• **Do this**:
Show all lines that include the string "単価指数"; copy each one.
◆ ◆ ◆
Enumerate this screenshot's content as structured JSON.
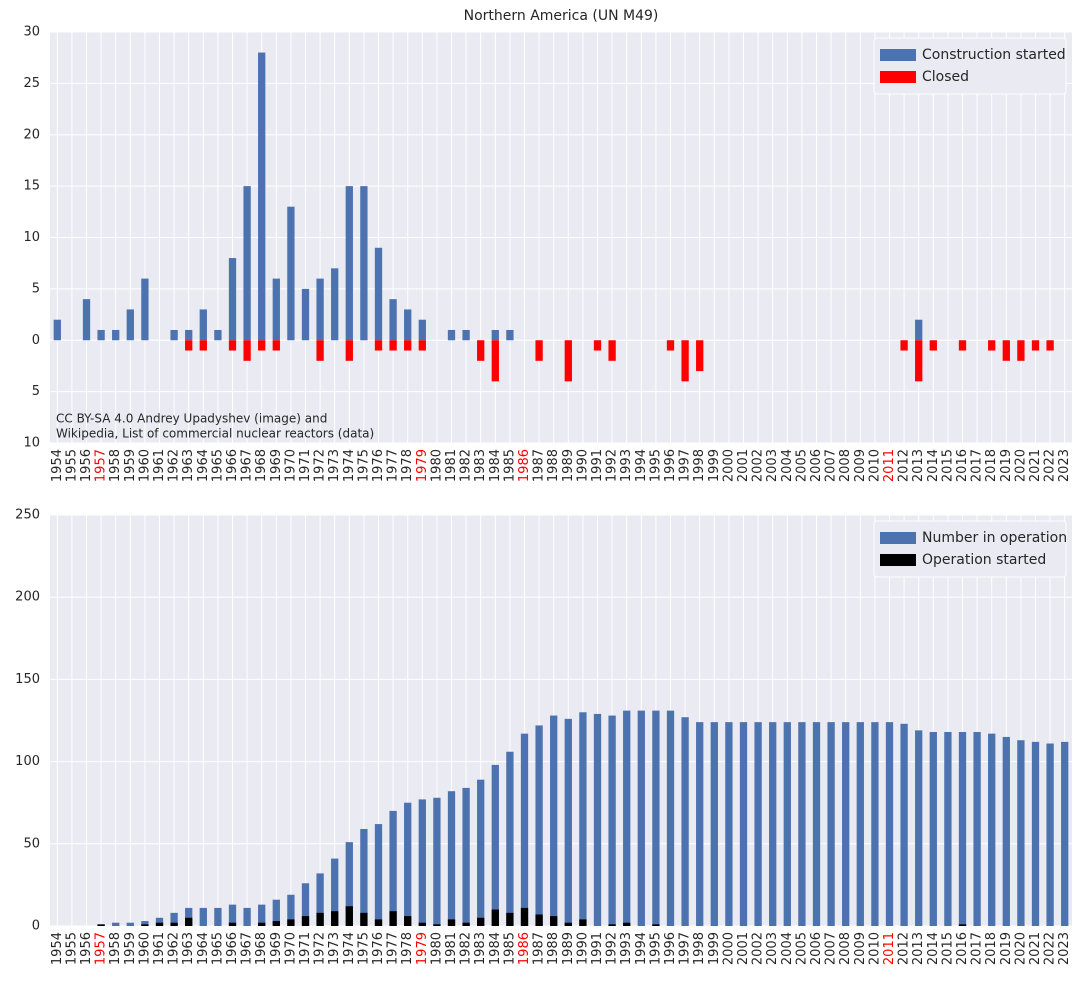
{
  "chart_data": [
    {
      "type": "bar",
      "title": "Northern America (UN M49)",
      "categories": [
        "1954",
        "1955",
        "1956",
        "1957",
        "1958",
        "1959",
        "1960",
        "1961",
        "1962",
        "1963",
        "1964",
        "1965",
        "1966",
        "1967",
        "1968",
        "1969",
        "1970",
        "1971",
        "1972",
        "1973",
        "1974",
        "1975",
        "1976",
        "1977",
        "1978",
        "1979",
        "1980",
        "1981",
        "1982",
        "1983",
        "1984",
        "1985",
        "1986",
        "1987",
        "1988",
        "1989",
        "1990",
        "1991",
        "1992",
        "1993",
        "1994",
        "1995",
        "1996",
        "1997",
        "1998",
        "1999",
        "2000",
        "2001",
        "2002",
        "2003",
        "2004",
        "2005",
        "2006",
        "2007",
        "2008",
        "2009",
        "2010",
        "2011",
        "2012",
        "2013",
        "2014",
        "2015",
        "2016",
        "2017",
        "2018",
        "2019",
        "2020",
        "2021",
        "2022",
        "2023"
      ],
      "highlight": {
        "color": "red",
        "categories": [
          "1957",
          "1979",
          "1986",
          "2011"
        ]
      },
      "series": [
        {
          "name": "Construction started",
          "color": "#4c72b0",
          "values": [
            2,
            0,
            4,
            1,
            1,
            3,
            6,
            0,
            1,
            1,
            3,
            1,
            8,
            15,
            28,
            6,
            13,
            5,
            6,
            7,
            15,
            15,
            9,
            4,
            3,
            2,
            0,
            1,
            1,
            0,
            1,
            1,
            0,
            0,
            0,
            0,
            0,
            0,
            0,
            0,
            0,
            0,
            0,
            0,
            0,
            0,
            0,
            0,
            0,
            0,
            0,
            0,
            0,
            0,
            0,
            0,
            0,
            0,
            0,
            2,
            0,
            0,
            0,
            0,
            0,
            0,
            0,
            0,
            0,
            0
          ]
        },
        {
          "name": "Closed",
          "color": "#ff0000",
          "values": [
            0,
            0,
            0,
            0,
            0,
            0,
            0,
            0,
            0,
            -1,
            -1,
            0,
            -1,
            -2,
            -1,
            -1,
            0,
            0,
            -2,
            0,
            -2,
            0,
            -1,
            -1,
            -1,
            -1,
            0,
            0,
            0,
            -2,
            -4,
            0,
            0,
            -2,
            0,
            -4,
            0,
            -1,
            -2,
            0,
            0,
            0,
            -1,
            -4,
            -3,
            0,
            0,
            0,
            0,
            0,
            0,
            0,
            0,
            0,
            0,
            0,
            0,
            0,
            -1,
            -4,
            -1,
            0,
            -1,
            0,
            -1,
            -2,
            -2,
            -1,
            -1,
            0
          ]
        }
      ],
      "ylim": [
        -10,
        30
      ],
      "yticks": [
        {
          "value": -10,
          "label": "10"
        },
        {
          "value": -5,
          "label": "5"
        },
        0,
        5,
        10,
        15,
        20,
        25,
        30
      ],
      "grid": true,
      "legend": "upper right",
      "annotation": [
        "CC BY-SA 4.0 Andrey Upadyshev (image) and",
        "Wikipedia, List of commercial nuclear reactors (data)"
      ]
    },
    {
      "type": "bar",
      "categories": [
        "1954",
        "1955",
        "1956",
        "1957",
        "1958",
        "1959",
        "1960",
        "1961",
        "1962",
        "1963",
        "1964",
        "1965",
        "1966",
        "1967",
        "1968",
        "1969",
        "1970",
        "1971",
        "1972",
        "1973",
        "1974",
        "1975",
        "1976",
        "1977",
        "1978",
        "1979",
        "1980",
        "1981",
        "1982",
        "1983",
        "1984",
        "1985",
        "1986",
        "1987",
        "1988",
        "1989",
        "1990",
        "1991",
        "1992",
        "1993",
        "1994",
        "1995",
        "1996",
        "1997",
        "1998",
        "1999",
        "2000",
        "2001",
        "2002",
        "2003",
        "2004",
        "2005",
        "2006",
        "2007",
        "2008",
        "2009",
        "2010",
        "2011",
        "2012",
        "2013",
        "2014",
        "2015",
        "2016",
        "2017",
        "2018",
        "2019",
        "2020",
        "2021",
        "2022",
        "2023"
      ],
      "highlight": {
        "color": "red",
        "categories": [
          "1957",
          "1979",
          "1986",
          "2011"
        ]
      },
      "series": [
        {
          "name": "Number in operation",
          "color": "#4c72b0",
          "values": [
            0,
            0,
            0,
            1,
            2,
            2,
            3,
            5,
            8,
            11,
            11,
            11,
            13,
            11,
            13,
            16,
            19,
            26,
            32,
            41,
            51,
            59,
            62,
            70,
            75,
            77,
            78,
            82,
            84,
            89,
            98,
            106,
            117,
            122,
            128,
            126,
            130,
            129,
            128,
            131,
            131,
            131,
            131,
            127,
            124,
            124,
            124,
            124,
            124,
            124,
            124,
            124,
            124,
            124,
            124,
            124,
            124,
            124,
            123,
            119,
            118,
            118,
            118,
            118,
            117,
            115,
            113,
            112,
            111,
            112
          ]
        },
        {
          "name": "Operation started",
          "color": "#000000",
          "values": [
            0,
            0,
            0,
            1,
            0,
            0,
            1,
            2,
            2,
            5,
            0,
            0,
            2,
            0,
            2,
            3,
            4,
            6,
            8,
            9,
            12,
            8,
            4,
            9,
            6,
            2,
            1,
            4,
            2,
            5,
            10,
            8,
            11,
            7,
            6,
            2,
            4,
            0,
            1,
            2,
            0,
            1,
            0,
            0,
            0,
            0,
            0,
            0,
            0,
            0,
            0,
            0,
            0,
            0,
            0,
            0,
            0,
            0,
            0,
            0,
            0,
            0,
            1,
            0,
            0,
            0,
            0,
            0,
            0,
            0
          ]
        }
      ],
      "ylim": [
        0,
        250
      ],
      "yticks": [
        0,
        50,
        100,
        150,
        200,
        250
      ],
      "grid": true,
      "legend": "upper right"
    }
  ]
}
◆ ◆ ◆
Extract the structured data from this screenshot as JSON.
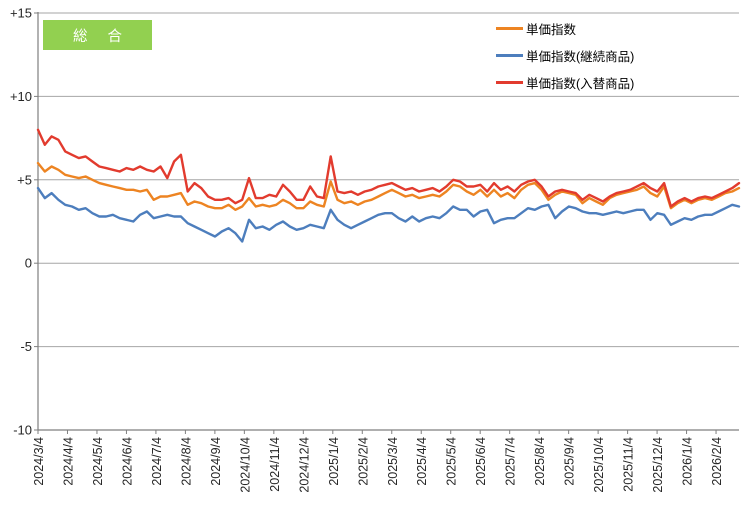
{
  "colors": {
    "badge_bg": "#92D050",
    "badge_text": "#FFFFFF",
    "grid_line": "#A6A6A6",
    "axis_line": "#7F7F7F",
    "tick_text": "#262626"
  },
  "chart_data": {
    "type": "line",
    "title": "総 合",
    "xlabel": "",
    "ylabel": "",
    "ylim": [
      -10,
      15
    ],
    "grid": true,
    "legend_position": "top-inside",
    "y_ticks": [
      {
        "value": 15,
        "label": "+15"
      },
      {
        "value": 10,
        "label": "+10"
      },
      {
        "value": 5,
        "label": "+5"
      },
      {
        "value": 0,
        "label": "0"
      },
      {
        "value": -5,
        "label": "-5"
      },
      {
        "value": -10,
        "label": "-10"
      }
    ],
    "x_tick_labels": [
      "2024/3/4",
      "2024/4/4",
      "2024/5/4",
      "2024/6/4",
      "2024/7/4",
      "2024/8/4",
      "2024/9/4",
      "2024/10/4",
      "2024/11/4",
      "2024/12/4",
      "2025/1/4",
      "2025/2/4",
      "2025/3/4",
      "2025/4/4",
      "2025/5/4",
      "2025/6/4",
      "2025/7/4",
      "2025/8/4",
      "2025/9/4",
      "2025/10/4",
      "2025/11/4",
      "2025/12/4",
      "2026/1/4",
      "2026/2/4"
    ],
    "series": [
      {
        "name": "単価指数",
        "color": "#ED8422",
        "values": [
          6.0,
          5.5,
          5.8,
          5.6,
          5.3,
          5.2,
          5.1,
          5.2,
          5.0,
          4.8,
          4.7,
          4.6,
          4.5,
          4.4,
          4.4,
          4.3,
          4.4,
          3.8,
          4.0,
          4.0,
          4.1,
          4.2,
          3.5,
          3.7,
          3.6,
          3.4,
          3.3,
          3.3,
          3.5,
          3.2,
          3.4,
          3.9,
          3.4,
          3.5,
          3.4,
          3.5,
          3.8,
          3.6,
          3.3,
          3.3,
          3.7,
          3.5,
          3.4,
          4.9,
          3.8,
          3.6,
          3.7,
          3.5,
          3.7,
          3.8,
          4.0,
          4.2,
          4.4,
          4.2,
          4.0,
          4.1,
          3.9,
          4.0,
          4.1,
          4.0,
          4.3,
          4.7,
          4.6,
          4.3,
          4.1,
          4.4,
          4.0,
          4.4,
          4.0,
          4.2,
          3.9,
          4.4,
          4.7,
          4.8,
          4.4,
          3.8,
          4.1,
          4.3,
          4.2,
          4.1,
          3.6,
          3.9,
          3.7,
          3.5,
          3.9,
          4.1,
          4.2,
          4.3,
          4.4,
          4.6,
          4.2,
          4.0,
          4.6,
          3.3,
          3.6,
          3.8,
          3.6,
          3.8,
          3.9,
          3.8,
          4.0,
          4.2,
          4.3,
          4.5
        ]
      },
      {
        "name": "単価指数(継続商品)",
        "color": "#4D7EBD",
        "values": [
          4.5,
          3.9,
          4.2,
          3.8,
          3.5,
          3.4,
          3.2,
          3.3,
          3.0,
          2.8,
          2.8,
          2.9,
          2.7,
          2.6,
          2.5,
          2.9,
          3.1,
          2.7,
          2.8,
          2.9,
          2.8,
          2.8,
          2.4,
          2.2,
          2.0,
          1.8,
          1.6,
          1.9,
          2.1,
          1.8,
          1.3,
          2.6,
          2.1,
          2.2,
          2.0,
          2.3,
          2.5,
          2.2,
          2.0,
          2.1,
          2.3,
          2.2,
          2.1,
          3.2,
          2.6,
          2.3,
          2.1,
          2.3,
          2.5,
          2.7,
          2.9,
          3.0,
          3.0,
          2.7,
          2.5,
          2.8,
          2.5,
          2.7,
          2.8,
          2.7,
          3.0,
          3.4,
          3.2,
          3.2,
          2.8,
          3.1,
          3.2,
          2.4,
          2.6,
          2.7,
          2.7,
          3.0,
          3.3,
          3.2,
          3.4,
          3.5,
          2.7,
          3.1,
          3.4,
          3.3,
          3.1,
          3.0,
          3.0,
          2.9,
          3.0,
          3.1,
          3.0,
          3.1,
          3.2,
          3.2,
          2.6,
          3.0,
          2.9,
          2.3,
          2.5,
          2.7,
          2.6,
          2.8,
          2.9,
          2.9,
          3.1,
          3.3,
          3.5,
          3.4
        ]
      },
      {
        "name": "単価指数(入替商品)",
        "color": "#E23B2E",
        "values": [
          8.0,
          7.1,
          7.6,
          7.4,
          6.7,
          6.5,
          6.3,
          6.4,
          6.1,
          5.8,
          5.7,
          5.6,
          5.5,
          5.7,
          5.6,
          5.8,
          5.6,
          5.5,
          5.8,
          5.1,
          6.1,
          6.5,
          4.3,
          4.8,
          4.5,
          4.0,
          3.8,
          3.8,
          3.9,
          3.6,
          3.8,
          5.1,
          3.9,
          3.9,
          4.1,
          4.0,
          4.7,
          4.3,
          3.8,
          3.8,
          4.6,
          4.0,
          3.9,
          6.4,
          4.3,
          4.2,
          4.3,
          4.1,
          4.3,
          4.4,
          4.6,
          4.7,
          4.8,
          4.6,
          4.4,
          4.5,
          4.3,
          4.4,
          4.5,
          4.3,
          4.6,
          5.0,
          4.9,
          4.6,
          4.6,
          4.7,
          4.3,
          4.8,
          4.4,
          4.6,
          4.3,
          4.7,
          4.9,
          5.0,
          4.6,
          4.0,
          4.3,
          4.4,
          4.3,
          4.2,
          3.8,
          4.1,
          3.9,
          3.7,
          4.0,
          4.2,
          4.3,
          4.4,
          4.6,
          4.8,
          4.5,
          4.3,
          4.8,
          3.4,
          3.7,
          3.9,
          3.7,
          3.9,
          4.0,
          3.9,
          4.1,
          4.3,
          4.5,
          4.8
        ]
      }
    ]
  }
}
◆ ◆ ◆
• **Complete answer**:
        "name": "単価指数",
        "name": "単価指数(継続商品)",
        "name": "単価指数(入替商品)",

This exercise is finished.